EXERCISE REQUIREMENTS: Omit all images. Transcribe the rest of the material below exactly.

Dataset records
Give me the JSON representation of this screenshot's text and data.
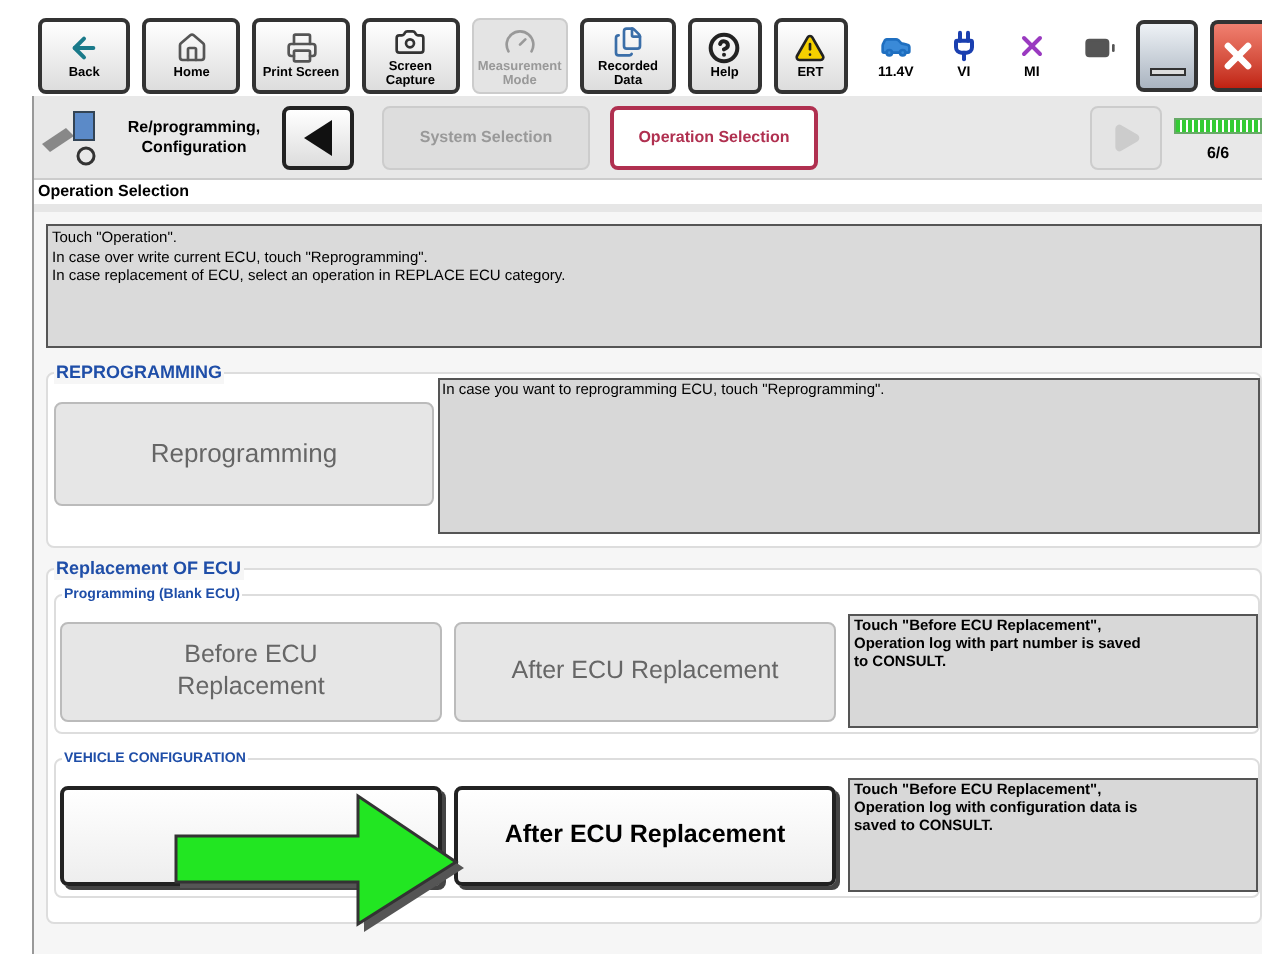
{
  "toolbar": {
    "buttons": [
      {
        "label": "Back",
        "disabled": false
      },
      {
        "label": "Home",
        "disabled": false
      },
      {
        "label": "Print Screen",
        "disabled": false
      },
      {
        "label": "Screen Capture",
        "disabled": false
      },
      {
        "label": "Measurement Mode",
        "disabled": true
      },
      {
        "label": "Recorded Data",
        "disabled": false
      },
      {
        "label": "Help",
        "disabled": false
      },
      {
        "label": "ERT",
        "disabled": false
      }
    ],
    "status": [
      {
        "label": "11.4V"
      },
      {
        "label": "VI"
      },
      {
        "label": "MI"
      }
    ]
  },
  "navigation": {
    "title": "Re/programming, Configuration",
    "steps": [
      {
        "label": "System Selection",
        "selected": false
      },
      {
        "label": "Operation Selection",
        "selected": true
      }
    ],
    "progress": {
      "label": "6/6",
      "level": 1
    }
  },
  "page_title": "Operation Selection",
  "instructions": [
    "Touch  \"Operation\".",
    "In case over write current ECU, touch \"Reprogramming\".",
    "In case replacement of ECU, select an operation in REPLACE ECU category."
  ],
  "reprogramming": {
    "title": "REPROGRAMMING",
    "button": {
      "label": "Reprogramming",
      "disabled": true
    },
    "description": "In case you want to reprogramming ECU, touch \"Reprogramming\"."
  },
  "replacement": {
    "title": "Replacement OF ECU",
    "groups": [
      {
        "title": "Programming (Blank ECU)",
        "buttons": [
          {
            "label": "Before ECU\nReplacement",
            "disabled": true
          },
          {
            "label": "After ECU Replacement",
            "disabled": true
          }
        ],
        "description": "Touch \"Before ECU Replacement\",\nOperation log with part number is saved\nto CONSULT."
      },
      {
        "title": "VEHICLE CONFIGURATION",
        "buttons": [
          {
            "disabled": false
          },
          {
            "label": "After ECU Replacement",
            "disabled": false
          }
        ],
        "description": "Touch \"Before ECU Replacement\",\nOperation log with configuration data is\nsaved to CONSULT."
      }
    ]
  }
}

EXERCISE SOLUTION:
Give me the JSON representation of this screenshot's text and data.
{
  "toolbar": {
    "buttons": [
      {
        "label": "Back",
        "disabled": false
      },
      {
        "label": "Home",
        "disabled": false
      },
      {
        "label": "Print Screen",
        "disabled": false
      },
      {
        "label": "Screen Capture",
        "disabled": false
      },
      {
        "label": "Measurement Mode",
        "disabled": true
      },
      {
        "label": "Recorded Data",
        "disabled": false
      },
      {
        "label": "Help",
        "disabled": false
      },
      {
        "label": "ERT",
        "disabled": false
      }
    ],
    "status": [
      {
        "label": "11.4V"
      },
      {
        "label": "VI"
      },
      {
        "label": "MI"
      }
    ]
  },
  "navigation": {
    "title": "Re/programming, Configuration",
    "steps": [
      {
        "label": "System Selection",
        "selected": false
      },
      {
        "label": "Operation Selection",
        "selected": true
      }
    ],
    "progress": {
      "label": "6/6",
      "level": 1
    }
  },
  "page_title": "Operation Selection",
  "instructions": [
    "Touch  \"Operation\".",
    "In case over write current ECU, touch \"Reprogramming\".",
    "In case replacement of ECU, select an operation in REPLACE ECU category."
  ],
  "reprogramming": {
    "title": "REPROGRAMMING",
    "button": {
      "label": "Reprogramming",
      "disabled": true
    },
    "description": "In case you want to reprogramming ECU, touch \"Reprogramming\"."
  },
  "replacement": {
    "title": "Replacement OF ECU",
    "groups": [
      {
        "title": "Programming (Blank ECU)",
        "buttons": [
          {
            "label": "Before ECU\nReplacement",
            "disabled": true
          },
          {
            "label": "After ECU Replacement",
            "disabled": true
          }
        ],
        "description": "Touch \"Before ECU Replacement\",\nOperation log with part number is saved\nto CONSULT."
      },
      {
        "title": "VEHICLE CONFIGURATION",
        "buttons": [
          {
            "disabled": false
          },
          {
            "label": "After ECU Replacement",
            "disabled": false
          }
        ],
        "description": "Touch \"Before ECU Replacement\",\nOperation log with configuration data is\nsaved to CONSULT."
      }
    ]
  }
}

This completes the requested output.